TO BE DONE = In this exercise, return the whole listing exactly, excluding any images.

RECORD LIST =
━━━━

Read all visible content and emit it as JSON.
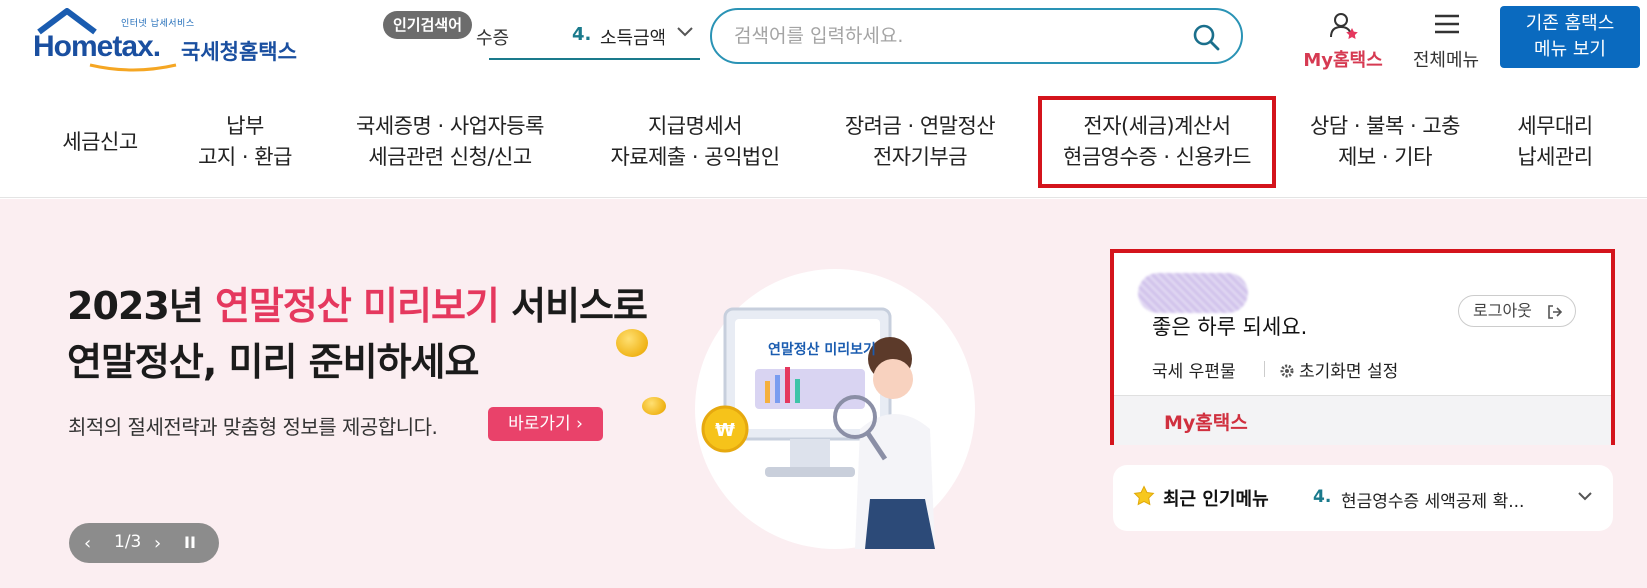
{
  "header": {
    "logo": {
      "sub": "인터넷 납세서비스",
      "main": "Hometax.",
      "ko": "국세청홈택스"
    },
    "popular": {
      "badge": "인기검색어",
      "prev_item": "수증",
      "rank": "4.",
      "item": "소득금액"
    },
    "search": {
      "placeholder": "검색어를 입력하세요."
    },
    "my_hometax": "My홈택스",
    "all_menu": "전체메뉴",
    "legacy_button": {
      "line1": "기존 홈택스",
      "line2": "메뉴 보기"
    }
  },
  "nav": [
    {
      "line1": "세금신고",
      "line2": ""
    },
    {
      "line1": "납부",
      "line2": "고지 · 환급"
    },
    {
      "line1": "국세증명 · 사업자등록",
      "line2": "세금관련 신청/신고"
    },
    {
      "line1": "지급명세서",
      "line2": "자료제출 · 공익법인"
    },
    {
      "line1": "장려금 · 연말정산",
      "line2": "전자기부금"
    },
    {
      "line1": "전자(세금)계산서",
      "line2": "현금영수증 · 신용카드"
    },
    {
      "line1": "상담 · 불복 · 고충",
      "line2": "제보 · 기타"
    },
    {
      "line1": "세무대리",
      "line2": "납세관리"
    }
  ],
  "banner": {
    "title_a": "2023년 ",
    "title_pink": "연말정산 미리보기",
    "title_b": " 서비스로",
    "title_line2": "연말정산, 미리 준비하세요",
    "subtitle": "최적의 절세전략과 맞춤형 정보를 제공합니다.",
    "go_button": "바로가기",
    "illustration_label": "연말정산 미리보기",
    "pager": "1/3"
  },
  "user_card": {
    "greeting": "좋은 하루 되세요.",
    "logout": "로그아웃",
    "mail": "국세 우편물",
    "settings": "초기화면 설정",
    "footer_link": "My홈택스"
  },
  "recent_menu": {
    "title": "최근 인기메뉴",
    "rank": "4.",
    "item": "현금영수증 세액공제 확..."
  },
  "colors": {
    "brand_blue": "#1a4fa0",
    "accent_teal": "#2a93b5",
    "pink": "#e5385e",
    "highlight_red": "#d4141c",
    "banner_bg": "#fbeef1"
  }
}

━━━━

TASK OUTPUT =
Read all visible content and emit it as JSON.
{
  "header": {
    "logo": {
      "sub": "인터넷 납세서비스",
      "main": "Hometax.",
      "ko": "국세청홈택스"
    },
    "popular": {
      "badge": "인기검색어",
      "prev_item": "수증",
      "rank": "4.",
      "item": "소득금액"
    },
    "search": {
      "placeholder": "검색어를 입력하세요."
    },
    "my_hometax": "My홈택스",
    "all_menu": "전체메뉴",
    "legacy_button": {
      "line1": "기존 홈택스",
      "line2": "메뉴 보기"
    }
  },
  "nav": [
    {
      "line1": "세금신고",
      "line2": ""
    },
    {
      "line1": "납부",
      "line2": "고지 · 환급"
    },
    {
      "line1": "국세증명 · 사업자등록",
      "line2": "세금관련 신청/신고"
    },
    {
      "line1": "지급명세서",
      "line2": "자료제출 · 공익법인"
    },
    {
      "line1": "장려금 · 연말정산",
      "line2": "전자기부금"
    },
    {
      "line1": "전자(세금)계산서",
      "line2": "현금영수증 · 신용카드"
    },
    {
      "line1": "상담 · 불복 · 고충",
      "line2": "제보 · 기타"
    },
    {
      "line1": "세무대리",
      "line2": "납세관리"
    }
  ],
  "banner": {
    "title_a": "2023년 ",
    "title_pink": "연말정산 미리보기",
    "title_b": " 서비스로",
    "title_line2": "연말정산, 미리 준비하세요",
    "subtitle": "최적의 절세전략과 맞춤형 정보를 제공합니다.",
    "go_button": "바로가기",
    "illustration_label": "연말정산 미리보기",
    "pager": "1/3"
  },
  "user_card": {
    "greeting": "좋은 하루 되세요.",
    "logout": "로그아웃",
    "mail": "국세 우편물",
    "settings": "초기화면 설정",
    "footer_link": "My홈택스"
  },
  "recent_menu": {
    "title": "최근 인기메뉴",
    "rank": "4.",
    "item": "현금영수증 세액공제 확..."
  },
  "colors": {
    "brand_blue": "#1a4fa0",
    "accent_teal": "#2a93b5",
    "pink": "#e5385e",
    "highlight_red": "#d4141c",
    "banner_bg": "#fbeef1"
  }
}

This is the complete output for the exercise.